## GIVEN PROBLEM
Would you pull out every line of the material that contains the string "header"?

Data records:
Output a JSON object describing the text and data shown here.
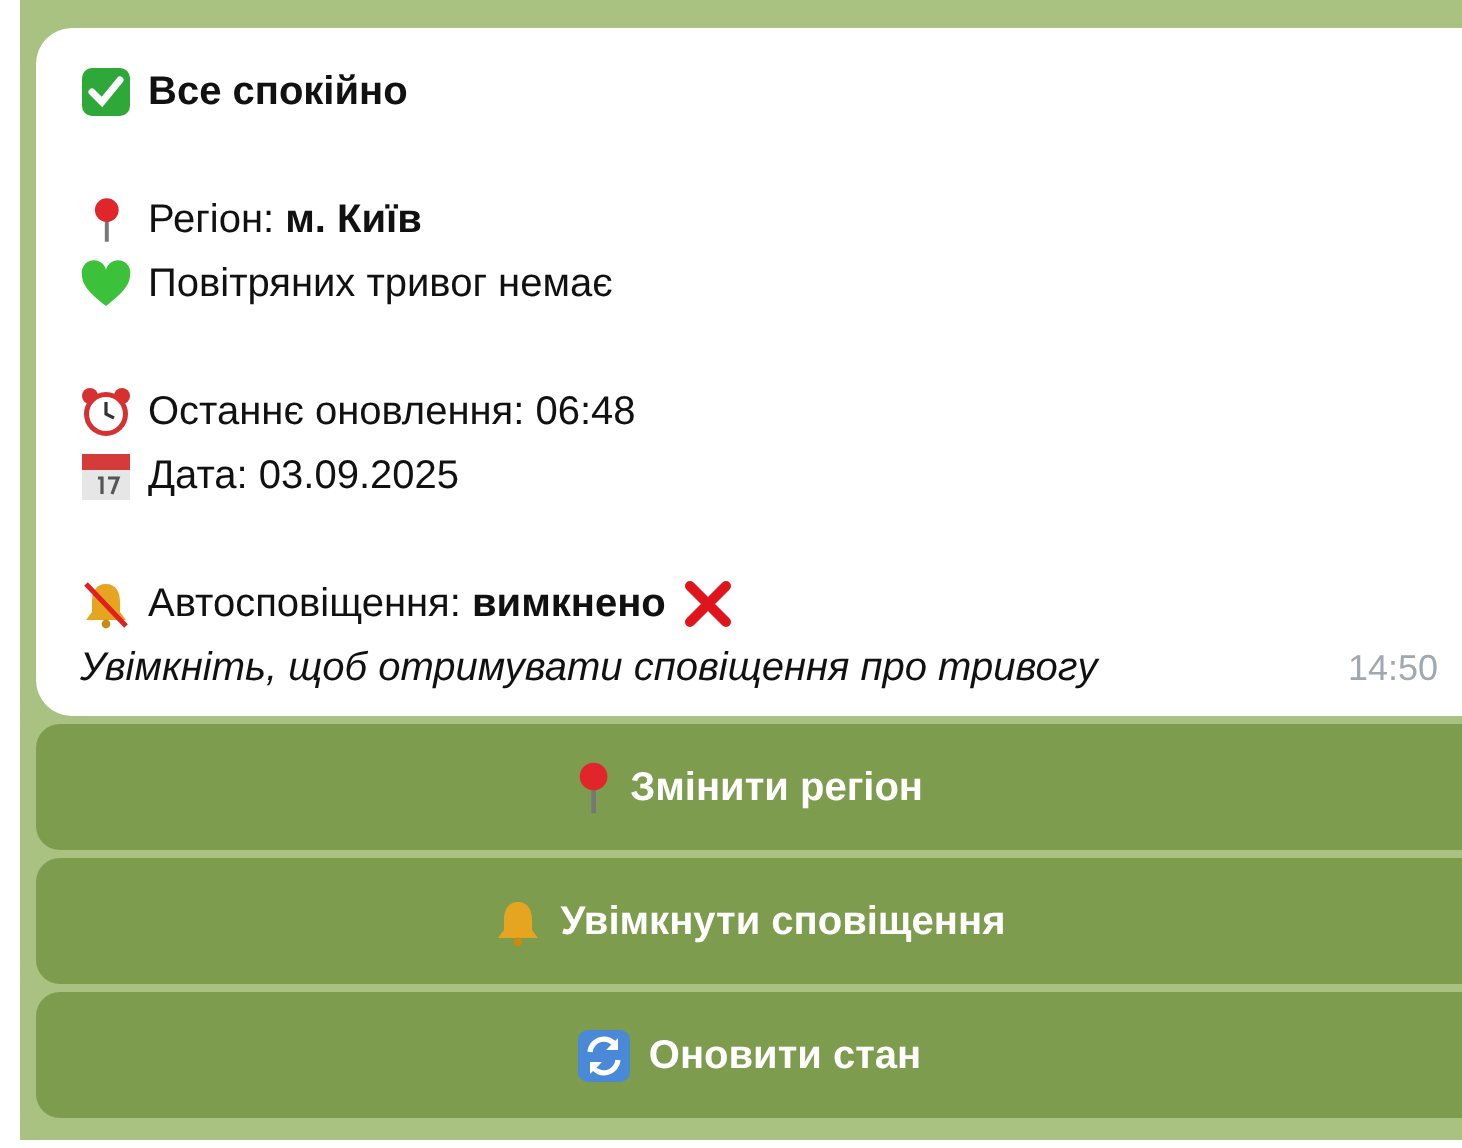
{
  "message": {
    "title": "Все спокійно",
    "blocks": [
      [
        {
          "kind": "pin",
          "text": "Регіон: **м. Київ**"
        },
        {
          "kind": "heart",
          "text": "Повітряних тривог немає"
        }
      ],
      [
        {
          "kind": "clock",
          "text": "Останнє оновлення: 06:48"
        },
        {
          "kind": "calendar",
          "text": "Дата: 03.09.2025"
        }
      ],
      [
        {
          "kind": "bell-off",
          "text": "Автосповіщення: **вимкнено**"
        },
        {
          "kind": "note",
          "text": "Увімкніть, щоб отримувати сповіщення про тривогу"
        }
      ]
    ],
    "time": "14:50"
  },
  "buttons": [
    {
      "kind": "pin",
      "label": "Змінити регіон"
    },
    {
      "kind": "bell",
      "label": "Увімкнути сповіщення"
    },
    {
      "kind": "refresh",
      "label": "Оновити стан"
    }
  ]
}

==

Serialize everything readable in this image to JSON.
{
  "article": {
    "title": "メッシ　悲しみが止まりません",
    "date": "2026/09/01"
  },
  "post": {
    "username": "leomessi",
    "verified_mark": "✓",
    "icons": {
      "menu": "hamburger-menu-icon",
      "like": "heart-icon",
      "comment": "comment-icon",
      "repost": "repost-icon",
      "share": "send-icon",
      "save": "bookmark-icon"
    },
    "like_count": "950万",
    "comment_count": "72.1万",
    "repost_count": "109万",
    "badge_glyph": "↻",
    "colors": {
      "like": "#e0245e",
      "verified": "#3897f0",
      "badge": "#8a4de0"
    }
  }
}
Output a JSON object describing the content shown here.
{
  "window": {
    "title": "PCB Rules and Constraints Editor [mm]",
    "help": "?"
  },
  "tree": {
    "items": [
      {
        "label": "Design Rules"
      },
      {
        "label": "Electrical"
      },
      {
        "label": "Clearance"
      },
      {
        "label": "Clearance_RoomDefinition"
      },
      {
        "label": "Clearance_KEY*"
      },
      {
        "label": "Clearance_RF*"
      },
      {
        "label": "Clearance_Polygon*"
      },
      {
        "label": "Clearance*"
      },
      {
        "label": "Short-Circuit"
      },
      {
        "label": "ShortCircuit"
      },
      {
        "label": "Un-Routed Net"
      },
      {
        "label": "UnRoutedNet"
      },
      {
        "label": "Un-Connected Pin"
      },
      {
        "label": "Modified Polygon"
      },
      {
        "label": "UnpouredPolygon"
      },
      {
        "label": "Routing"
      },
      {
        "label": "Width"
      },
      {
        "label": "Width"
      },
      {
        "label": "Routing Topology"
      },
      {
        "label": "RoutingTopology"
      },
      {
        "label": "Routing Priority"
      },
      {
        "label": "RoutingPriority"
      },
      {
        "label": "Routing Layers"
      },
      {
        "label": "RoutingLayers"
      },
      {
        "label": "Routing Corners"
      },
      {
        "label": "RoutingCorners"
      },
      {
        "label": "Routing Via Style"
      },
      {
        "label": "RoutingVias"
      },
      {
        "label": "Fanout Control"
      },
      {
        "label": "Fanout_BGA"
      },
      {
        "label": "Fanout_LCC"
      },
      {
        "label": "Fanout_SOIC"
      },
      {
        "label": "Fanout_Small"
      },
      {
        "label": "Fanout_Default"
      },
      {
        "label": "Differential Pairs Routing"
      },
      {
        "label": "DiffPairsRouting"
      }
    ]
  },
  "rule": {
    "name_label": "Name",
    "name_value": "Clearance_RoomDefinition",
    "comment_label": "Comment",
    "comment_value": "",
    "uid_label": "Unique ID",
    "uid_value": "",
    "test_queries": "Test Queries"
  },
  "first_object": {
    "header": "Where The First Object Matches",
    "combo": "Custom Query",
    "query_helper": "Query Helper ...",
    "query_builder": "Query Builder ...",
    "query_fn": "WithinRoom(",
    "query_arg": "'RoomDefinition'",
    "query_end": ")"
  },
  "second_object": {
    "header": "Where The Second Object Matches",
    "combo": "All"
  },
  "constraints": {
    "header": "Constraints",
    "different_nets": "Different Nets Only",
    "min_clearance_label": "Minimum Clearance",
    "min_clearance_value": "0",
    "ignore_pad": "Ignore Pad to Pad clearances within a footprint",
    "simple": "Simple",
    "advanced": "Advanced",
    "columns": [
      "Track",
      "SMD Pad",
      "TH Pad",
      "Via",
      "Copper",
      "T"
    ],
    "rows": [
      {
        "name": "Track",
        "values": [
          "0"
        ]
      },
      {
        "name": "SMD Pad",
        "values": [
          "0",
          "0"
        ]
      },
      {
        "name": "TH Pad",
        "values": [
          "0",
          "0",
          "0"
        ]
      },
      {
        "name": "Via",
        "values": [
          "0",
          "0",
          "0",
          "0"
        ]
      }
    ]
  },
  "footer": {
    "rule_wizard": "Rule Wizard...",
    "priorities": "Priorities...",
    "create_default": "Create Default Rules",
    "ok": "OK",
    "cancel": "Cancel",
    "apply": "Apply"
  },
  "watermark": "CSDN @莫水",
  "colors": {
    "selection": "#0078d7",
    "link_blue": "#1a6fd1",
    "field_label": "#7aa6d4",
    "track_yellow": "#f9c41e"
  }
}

## THE OUTPUT
    "header": "Where The First Object Matches",
    "header": "Where The Second Object Matches",
    "header": "Constraints",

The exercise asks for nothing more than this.